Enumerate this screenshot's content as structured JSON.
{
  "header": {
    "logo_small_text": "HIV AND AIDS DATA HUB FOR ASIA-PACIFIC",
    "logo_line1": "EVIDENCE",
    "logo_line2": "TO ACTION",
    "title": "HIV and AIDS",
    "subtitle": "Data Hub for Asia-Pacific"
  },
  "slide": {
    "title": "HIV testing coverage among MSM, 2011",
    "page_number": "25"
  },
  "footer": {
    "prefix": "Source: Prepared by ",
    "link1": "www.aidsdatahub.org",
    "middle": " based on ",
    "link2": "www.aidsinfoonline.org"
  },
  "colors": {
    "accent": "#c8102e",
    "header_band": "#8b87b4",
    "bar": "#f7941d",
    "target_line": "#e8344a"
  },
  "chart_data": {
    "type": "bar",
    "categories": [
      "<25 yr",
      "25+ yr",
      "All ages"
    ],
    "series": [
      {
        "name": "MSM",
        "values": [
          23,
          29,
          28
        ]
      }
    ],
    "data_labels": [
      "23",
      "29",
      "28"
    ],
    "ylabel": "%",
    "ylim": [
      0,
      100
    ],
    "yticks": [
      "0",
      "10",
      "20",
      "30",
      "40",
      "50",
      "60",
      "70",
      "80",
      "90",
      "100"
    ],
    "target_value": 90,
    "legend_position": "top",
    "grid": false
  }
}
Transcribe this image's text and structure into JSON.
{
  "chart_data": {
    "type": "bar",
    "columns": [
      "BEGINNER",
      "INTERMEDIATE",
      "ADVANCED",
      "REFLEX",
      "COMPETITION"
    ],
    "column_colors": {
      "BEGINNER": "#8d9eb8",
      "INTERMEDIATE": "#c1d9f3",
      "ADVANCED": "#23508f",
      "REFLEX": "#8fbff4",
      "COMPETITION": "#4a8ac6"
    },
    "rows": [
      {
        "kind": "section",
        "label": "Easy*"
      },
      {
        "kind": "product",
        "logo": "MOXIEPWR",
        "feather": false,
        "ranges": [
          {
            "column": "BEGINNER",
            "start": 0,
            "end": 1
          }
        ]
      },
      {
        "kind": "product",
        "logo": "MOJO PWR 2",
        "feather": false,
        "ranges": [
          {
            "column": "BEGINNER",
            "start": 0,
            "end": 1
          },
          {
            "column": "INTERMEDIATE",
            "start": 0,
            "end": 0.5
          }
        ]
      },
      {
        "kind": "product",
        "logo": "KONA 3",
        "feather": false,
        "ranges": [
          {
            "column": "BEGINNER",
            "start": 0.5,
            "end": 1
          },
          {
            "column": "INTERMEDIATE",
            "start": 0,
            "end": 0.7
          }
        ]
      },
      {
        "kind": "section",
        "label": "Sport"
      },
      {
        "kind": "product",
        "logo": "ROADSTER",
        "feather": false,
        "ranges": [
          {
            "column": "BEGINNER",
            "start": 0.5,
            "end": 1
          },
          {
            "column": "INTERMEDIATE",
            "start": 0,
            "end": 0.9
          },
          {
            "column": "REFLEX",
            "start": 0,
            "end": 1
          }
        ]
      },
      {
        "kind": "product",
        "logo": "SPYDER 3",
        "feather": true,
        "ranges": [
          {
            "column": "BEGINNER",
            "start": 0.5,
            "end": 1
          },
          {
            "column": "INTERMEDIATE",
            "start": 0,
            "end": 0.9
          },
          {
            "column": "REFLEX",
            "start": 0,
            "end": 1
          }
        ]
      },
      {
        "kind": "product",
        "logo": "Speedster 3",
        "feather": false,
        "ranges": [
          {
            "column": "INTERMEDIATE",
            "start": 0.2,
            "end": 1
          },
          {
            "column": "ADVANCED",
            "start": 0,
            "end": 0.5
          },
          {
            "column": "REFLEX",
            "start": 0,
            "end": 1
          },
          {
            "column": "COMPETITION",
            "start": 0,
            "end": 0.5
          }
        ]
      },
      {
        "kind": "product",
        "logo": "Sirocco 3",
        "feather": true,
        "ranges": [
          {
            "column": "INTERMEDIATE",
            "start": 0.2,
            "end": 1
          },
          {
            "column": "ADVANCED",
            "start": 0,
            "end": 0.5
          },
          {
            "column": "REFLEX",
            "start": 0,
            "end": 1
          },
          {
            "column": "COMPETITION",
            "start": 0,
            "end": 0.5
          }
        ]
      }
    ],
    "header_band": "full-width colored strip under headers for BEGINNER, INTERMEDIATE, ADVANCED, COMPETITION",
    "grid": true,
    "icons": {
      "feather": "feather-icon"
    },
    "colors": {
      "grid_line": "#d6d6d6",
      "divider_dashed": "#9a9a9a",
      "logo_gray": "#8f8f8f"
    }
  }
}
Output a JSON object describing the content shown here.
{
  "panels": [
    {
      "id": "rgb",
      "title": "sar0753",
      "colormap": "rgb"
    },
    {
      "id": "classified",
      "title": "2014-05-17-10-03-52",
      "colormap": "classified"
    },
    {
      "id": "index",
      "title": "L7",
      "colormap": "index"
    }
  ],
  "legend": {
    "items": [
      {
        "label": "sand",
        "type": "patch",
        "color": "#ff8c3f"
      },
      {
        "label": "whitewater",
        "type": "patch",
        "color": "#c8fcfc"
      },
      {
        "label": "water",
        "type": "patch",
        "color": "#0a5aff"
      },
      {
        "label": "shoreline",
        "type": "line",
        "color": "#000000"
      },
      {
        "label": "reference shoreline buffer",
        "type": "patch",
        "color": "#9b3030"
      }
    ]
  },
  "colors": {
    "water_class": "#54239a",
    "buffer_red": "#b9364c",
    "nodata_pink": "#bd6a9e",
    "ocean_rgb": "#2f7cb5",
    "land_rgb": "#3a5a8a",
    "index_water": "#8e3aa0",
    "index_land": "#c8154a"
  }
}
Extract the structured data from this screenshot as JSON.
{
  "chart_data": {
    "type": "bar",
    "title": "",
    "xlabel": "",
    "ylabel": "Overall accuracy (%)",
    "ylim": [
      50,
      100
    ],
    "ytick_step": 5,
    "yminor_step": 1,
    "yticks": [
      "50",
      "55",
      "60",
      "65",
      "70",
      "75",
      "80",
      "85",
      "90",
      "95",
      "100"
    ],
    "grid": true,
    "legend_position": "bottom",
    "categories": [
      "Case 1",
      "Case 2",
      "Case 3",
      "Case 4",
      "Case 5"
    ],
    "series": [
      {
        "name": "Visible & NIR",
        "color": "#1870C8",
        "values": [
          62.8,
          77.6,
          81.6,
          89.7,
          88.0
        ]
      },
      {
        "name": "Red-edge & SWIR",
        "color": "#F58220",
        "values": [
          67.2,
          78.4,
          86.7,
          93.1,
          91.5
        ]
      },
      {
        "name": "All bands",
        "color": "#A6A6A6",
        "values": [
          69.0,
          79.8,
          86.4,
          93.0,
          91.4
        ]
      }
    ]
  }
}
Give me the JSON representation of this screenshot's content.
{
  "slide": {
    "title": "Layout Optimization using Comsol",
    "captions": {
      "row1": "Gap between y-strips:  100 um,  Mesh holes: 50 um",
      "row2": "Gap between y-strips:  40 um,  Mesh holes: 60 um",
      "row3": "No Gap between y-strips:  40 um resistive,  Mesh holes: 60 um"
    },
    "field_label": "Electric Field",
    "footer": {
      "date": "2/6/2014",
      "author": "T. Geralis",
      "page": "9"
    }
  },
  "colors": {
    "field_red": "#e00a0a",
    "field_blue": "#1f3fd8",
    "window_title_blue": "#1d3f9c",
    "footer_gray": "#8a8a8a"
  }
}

■ **Directions**:
Reproduce exactly the line that holds "Give me the", then every line after it, ending with the final line of the records above.

■ **Expected answer**:
Give me the JSON representation of this screenshot's content.
{
  "slide": {
    "title": "Layout Optimization using Comsol",
    "captions": {
      "row1": "Gap between y-strips:  100 um,  Mesh holes: 50 um",
      "row2": "Gap between y-strips:  40 um,  Mesh holes: 60 um",
      "row3": "No Gap between y-strips:  40 um resistive,  Mesh holes: 60 um"
    },
    "field_label": "Electric Field",
    "footer": {
      "date": "2/6/2014",
      "author": "T. Geralis",
      "page": "9"
    }
  },
  "colors": {
    "field_red": "#e00a0a",
    "field_blue": "#1f3fd8",
    "window_title_blue": "#1d3f9c",
    "footer_gray": "#8a8a8a"
  }
}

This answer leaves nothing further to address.